* [GOAL] Compile every line that includes the word "Guest".

* [DATA PROVIDED]

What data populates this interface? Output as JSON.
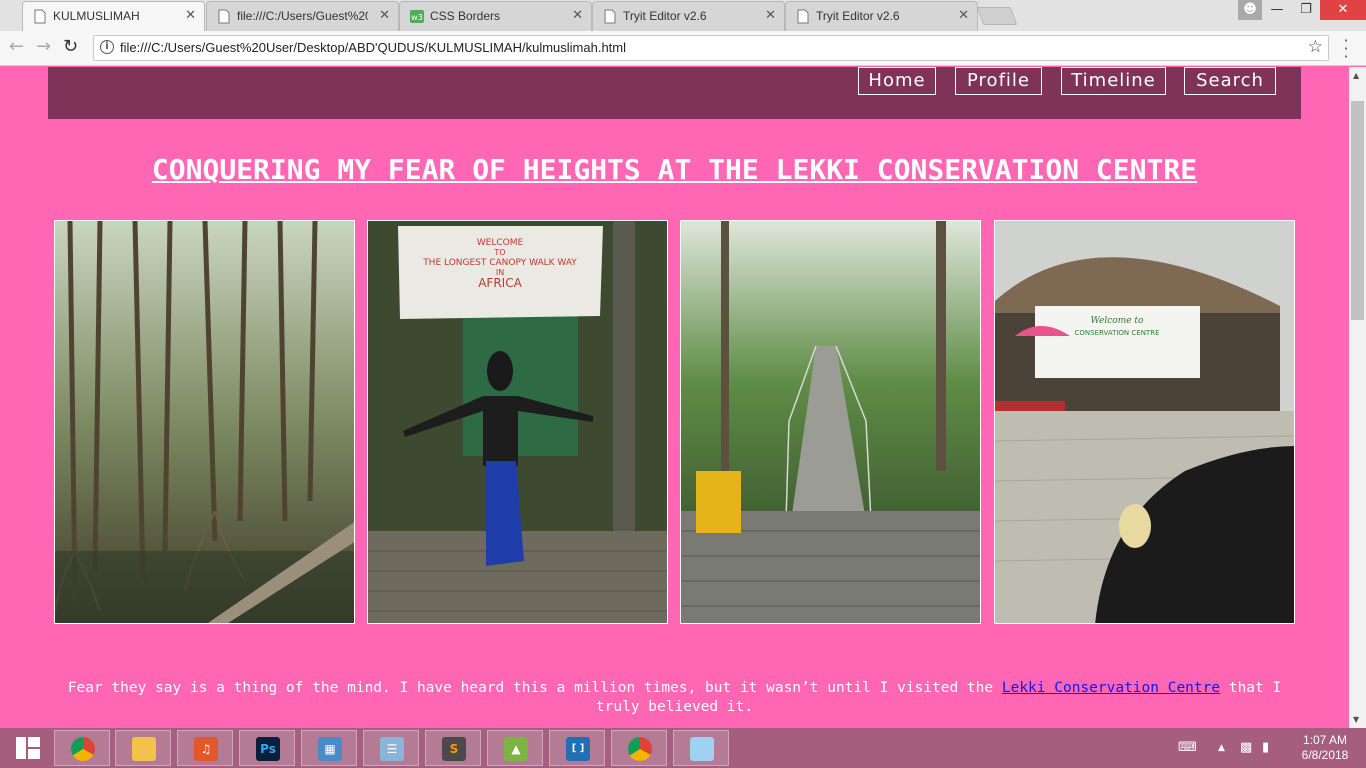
{
  "browser": {
    "tabs": [
      {
        "title": "KULMUSLIMAH",
        "favicon": "page-icon",
        "active": true
      },
      {
        "title": "file:///C:/Users/Guest%20",
        "favicon": "page-icon",
        "active": false
      },
      {
        "title": "CSS Borders",
        "favicon": "w3schools-icon",
        "active": false
      },
      {
        "title": "Tryit Editor v2.6",
        "favicon": "page-icon",
        "active": false
      },
      {
        "title": "Tryit Editor v2.6",
        "favicon": "page-icon",
        "active": false
      }
    ],
    "close_glyph": "✕",
    "window_controls": {
      "minimize": "—",
      "restore": "❐",
      "close": "✕"
    },
    "address_url": "file:///C:/Users/Guest%20User/Desktop/ABD'QUDUS/KULMUSLIMAH/kulmuslimah.html",
    "back_glyph": "←",
    "forward_glyph": "→",
    "reload_glyph": "↻",
    "star_glyph": "☆",
    "info_glyph": "i"
  },
  "page": {
    "nav": [
      "Home",
      "Profile",
      "Timeline",
      "Search"
    ],
    "headline": "CONQUERING MY FEAR OF HEIGHTS AT THE LEKKI CONSERVATION CENTRE",
    "intro_before": "Fear they say is a thing of the mind. I have heard this a million times, but it wasn’t until I visited the ",
    "intro_link": "Lekki Conservation Centre",
    "intro_after": " that I truly believed it.",
    "banner_text": {
      "line1": "WELCOME",
      "line2": "TO",
      "line3": "THE LONGEST CANOPY WALK WAY",
      "line4": "IN",
      "line5": "AFRICA"
    },
    "sign_text": {
      "line1": "Welcome to",
      "line2": "CONSERVATION CENTRE"
    },
    "colors": {
      "background": "#ff66b3",
      "nav_band": "#803358",
      "link": "#1515ee"
    }
  },
  "taskbar": {
    "apps": [
      {
        "name": "chrome-icon",
        "label": ""
      },
      {
        "name": "file-explorer-icon",
        "label": ""
      },
      {
        "name": "audio-app-icon",
        "label": ""
      },
      {
        "name": "photoshop-icon",
        "label": "Ps"
      },
      {
        "name": "calculator-icon",
        "label": ""
      },
      {
        "name": "book-reader-icon",
        "label": ""
      },
      {
        "name": "sublime-text-icon",
        "label": "S"
      },
      {
        "name": "chart-tool-icon",
        "label": ""
      },
      {
        "name": "brackets-icon",
        "label": "[ ]"
      },
      {
        "name": "chrome-icon-2",
        "label": ""
      },
      {
        "name": "notepad-icon",
        "label": ""
      }
    ],
    "time": "1:07 AM",
    "date": "6/8/2018"
  }
}
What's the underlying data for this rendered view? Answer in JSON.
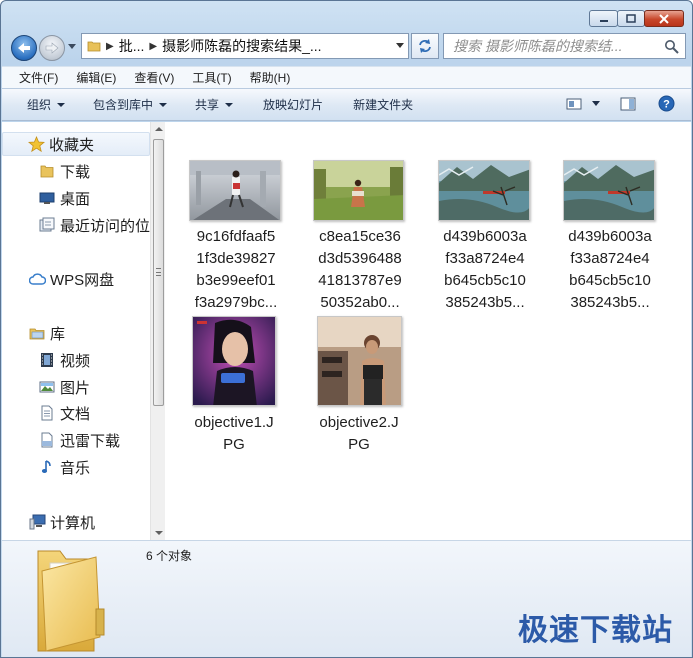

* [TASK RESULT]
        "title": "file:///C:/Users/Guest%20",
    "address_url": "file:///C:/Users/Guest%20User/Desktop/ABD'QUDUS/KULMUSLIMAH/kulmuslimah.html",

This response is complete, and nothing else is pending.